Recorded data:
|---|
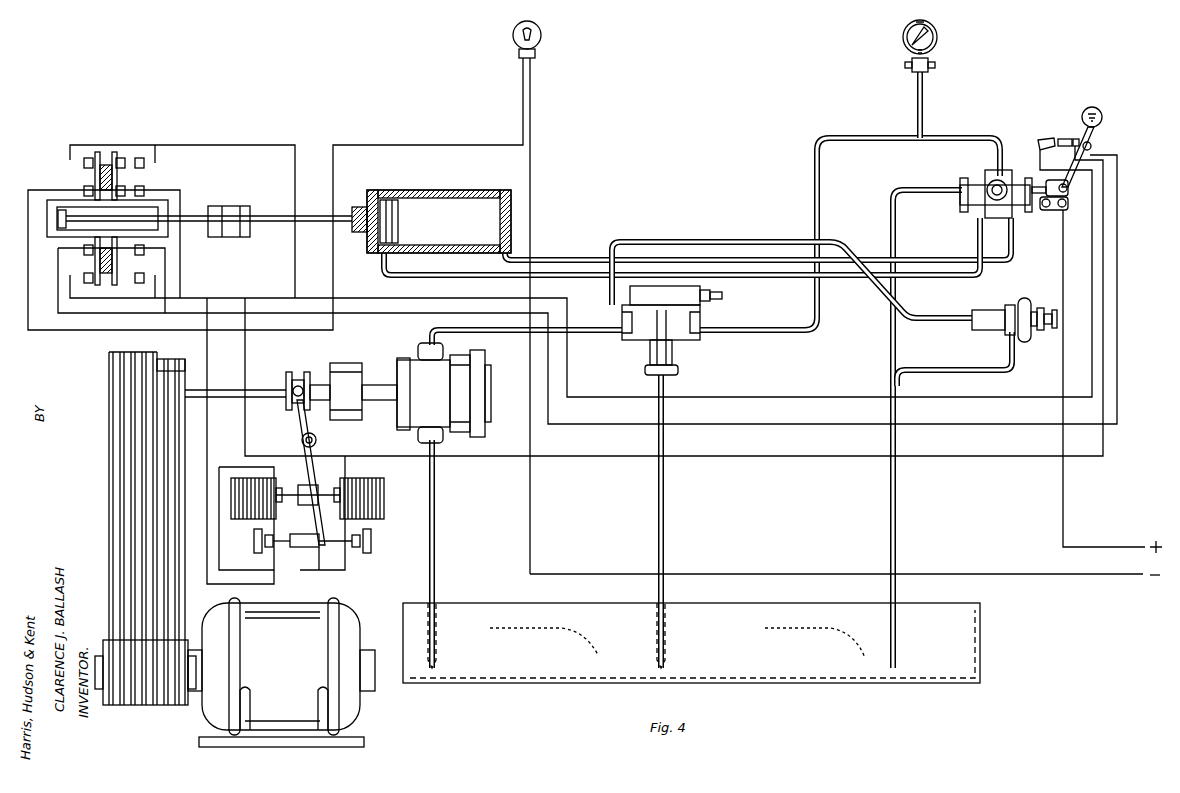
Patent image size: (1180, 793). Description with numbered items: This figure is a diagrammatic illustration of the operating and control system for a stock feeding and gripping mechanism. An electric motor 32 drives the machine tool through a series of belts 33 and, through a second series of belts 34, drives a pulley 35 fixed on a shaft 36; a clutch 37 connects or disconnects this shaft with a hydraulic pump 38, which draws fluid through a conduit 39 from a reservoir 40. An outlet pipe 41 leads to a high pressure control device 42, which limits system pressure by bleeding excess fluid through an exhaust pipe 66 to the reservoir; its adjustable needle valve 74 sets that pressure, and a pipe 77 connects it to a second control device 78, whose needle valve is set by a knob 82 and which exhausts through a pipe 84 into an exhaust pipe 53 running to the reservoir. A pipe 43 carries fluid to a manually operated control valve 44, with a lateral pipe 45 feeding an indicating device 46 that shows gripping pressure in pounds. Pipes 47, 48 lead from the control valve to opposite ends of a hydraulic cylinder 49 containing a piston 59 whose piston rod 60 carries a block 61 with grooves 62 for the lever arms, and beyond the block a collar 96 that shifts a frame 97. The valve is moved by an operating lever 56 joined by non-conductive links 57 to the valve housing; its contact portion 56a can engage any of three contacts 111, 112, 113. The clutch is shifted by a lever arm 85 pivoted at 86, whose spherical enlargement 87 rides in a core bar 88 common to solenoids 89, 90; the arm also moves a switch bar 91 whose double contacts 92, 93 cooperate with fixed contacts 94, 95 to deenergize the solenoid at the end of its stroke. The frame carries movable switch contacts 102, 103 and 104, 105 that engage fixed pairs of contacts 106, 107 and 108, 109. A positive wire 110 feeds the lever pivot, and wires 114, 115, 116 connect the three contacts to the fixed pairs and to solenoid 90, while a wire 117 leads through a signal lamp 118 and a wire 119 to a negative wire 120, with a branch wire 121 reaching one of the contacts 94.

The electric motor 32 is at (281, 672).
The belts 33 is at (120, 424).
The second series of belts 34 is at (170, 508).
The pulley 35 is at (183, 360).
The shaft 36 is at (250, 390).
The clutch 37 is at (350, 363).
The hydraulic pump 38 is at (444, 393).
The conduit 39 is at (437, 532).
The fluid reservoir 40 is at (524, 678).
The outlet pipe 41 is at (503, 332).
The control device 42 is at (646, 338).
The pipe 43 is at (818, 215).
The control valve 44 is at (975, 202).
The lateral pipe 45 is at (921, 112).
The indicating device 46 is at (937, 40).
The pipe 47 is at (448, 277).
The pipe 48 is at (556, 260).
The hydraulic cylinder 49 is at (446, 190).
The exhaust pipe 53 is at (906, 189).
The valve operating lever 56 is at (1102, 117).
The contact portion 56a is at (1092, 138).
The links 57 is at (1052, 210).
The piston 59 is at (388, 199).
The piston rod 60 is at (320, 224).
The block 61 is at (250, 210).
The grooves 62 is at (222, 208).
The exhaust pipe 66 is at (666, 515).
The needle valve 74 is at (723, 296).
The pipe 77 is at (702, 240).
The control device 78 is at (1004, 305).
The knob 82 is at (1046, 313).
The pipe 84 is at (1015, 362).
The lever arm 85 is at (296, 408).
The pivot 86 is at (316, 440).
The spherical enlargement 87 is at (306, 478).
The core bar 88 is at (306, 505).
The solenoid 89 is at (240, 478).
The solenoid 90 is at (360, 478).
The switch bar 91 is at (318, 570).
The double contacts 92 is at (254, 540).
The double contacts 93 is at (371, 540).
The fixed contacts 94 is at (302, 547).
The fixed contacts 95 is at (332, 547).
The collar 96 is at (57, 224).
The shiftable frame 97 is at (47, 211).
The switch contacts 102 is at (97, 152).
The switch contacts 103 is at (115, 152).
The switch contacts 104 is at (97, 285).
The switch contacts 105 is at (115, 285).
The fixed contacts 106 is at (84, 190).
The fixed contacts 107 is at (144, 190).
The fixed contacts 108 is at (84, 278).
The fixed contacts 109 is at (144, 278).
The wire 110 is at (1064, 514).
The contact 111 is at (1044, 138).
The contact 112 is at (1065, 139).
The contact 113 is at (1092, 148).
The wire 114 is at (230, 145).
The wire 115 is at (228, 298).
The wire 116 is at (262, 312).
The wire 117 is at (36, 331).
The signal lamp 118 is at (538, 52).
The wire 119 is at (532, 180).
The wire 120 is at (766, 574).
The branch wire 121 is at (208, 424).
|---|
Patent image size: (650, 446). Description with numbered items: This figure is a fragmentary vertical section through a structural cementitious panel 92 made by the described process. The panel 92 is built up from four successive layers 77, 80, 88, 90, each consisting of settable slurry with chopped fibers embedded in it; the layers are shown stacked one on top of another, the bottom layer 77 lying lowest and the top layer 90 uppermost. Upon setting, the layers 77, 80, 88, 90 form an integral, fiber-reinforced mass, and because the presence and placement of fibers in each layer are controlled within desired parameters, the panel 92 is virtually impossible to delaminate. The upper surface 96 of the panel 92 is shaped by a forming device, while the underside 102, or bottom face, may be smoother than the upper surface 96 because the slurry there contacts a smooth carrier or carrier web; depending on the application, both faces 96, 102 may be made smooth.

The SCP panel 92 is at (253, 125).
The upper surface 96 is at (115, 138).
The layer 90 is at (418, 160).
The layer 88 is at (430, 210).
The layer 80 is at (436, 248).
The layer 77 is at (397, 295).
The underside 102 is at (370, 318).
|---|
* TO BE DONE
Recast the part of the records that opens with the line containing "Patent image size: (650, 446)." and closes with the line containing "The underside 102 is at (370, 318)." as a numbered list, with both of those lines included and blank lines left out.

* EXERCISE RESPONSE
1. Patent image size: (650, 446). Description with numbered items: This figure is a fragmentary vertical section through a structural cementitious panel 92 made by the described process. The panel 92 is built up from four successive layers 77, 80, 88, 90, each consisting of settable slurry with chopped fibers embedded in it; the layers are shown stacked one on top of another, the bottom layer 77 lying lowest and the top layer 90 uppermost. Upon setting, the layers 77, 80, 88, 90 form an integral, fiber-reinforced mass, and because the presence and placement of fibers in each layer are controlled within desired parameters, the panel 92 is virtually impossible to delaminate. The upper surface 96 of the panel 92 is shaped by a forming device, while the underside 102, or bottom face, may be smoother than the upper surface 96 because the slurry there contacts a smooth carrier or carrier web; depending on the application, both faces 96, 102 may be made smooth.
2. The SCP panel 92 is at (253, 125).
3. The upper surface 96 is at (115, 138).
4. The layer 90 is at (418, 160).
5. The layer 88 is at (430, 210).
6. The layer 80 is at (436, 248).
7. The layer 77 is at (397, 295).
8. The underside 102 is at (370, 318).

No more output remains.